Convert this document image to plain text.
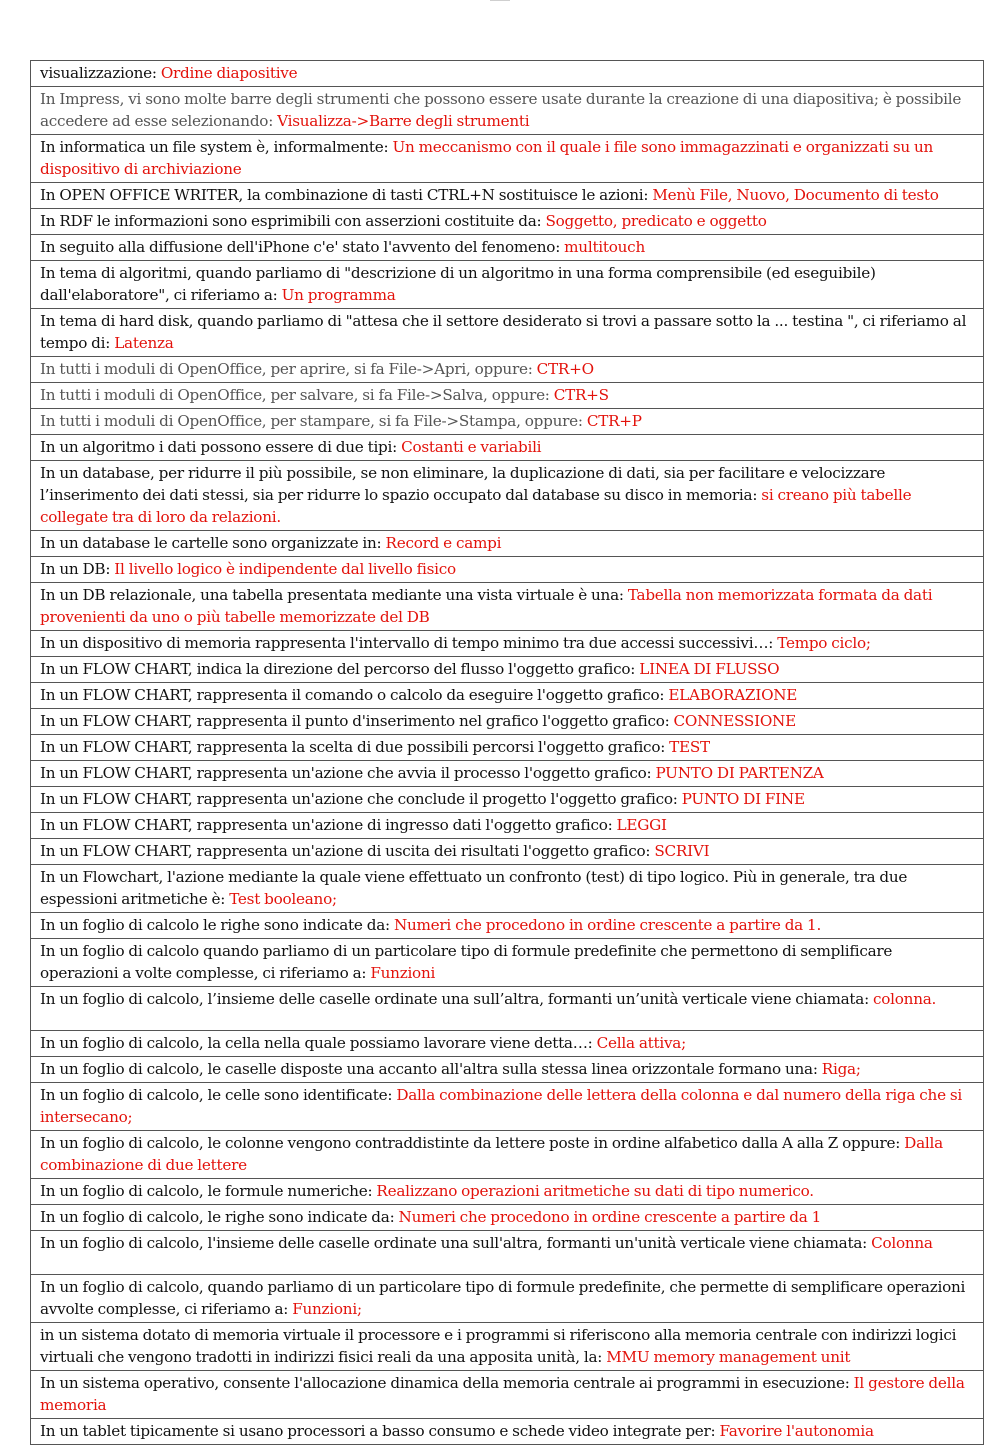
visualizzazione: Ordine diapositive
In Impress, vi sono molte barre degli strumenti che possono essere usate durante la creazione di una diapositiva; è possibile accedere ad esse selezionando: Visualizza->Barre degli strumenti
In informatica un file system è, informalmente: Un meccanismo con il quale i file sono immagazzinati e organizzati su un dispositivo di archiviazione
In OPEN OFFICE WRITER, la combinazione di tasti CTRL+N sostituisce le azioni: Menù File, Nuovo, Documento di testo
In RDF le informazioni sono esprimibili con asserzioni costituite da: Soggetto, predicato e oggetto
In seguito alla diffusione dell'iPhone c'e' stato l'avvento del fenomeno: multitouch
In tema di algoritmi, quando parliamo di "descrizione di un algoritmo in una forma comprensibile (ed eseguibile) dall'elaboratore", ci riferiamo a: Un programma
In tema di hard disk, quando parliamo di "attesa che il settore desiderato si trovi a passare sotto la ... testina ", ci riferiamo al tempo di: Latenza
In tutti i moduli di OpenOffice, per aprire, si fa File->Apri, oppure: CTR+O
In tutti i moduli di OpenOffice, per salvare, si fa File->Salva, oppure: CTR+S
In tutti i moduli di OpenOffice, per stampare, si fa File->Stampa, oppure: CTR+P
In un algoritmo i dati possono essere di due tipi: Costanti e variabili
In un database, per ridurre il più possibile, se non eliminare, la duplicazione di dati, sia per facilitare e velocizzare l’inserimento dei dati stessi, sia per ridurre lo spazio occupato dal database su disco in memoria: si creano più tabelle collegate tra di loro da relazioni.
In un database le cartelle sono organizzate in: Record e campi
In un DB: Il livello logico è indipendente dal livello fisico
In un DB relazionale, una tabella presentata mediante una vista virtuale è una: Tabella non memorizzata formata da dati provenienti da uno o più tabelle memorizzate del DB
In un dispositivo di memoria rappresenta l'intervallo di tempo minimo tra due accessi successivi…: Tempo ciclo;
In un FLOW CHART, indica la direzione del percorso del flusso l'oggetto grafico: LINEA DI FLUSSO
In un FLOW CHART, rappresenta il comando o calcolo da eseguire l'oggetto grafico: ELABORAZIONE
In un FLOW CHART, rappresenta il punto d'inserimento nel grafico l'oggetto grafico: CONNESSIONE
In un FLOW CHART, rappresenta la scelta di due possibili percorsi l'oggetto grafico: TEST
In un FLOW CHART, rappresenta un'azione che avvia il processo l'oggetto grafico: PUNTO DI PARTENZA
In un FLOW CHART, rappresenta un'azione che conclude il progetto l'oggetto grafico: PUNTO DI FINE
In un FLOW CHART, rappresenta un'azione di ingresso dati l'oggetto grafico: LEGGI
In un FLOW CHART, rappresenta un'azione di uscita dei risultati l'oggetto grafico: SCRIVI
In un Flowchart, l'azione mediante la quale viene effettuato un confronto (test) di tipo logico. Più in generale, tra due espessioni aritmetiche è: Test booleano;
In un foglio di calcolo le righe sono indicate da: Numeri che procedono in ordine crescente a partire da 1.
In un foglio di calcolo quando parliamo di un particolare tipo di formule predefinite che permettono di semplificare operazioni a volte complesse, ci riferiamo a: Funzioni
In un foglio di calcolo, l’insieme delle caselle ordinate una sull’altra, formanti un’unità verticale viene chiamata: colonna.
In un foglio di calcolo, la cella nella quale possiamo lavorare viene detta…: Cella attiva;
In un foglio di calcolo, le caselle disposte una accanto all'altra sulla stessa linea orizzontale formano una: Riga;
In un foglio di calcolo, le celle sono identificate: Dalla combinazione delle lettera della colonna e dal numero della riga che si intersecano;
In un foglio di calcolo, le colonne vengono contraddistinte da lettere poste in ordine alfabetico dalla A alla Z oppure: Dalla combinazione di due lettere
In un foglio di calcolo, le formule numeriche: Realizzano operazioni aritmetiche su dati di tipo numerico.
In un foglio di calcolo, le righe sono indicate da: Numeri che procedono in ordine crescente a partire da 1
In un foglio di calcolo, l'insieme delle caselle ordinate una sull'altra, formanti un'unità verticale viene chiamata: Colonna
In un foglio di calcolo, quando parliamo di un particolare tipo di formule predefinite, che permette di semplificare operazioni avvolte complesse, ci riferiamo a: Funzioni;
in un sistema dotato di memoria virtuale il processore e i programmi si riferiscono alla memoria centrale con indirizzi logici virtuali che vengono tradotti in indirizzi fisici reali da una apposita unità, la: MMU memory management unit
In un sistema operativo, consente l'allocazione dinamica della memoria centrale ai programmi in esecuzione: Il gestore della memoria
In un tablet tipicamente si usano processori a basso consumo e schede video integrate per: Favorire l'autonomia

_What the task requires_.
Pick out and copy the lines of the material that include the word "logico".

_Solution_.
In un DB: Il livello logico è indipendente dal livello fisico
In un Flowchart, l'azione mediante la quale viene effettuato un confronto (test) di tipo logico. Più in generale, tra due espessioni aritmetiche è: Test booleano;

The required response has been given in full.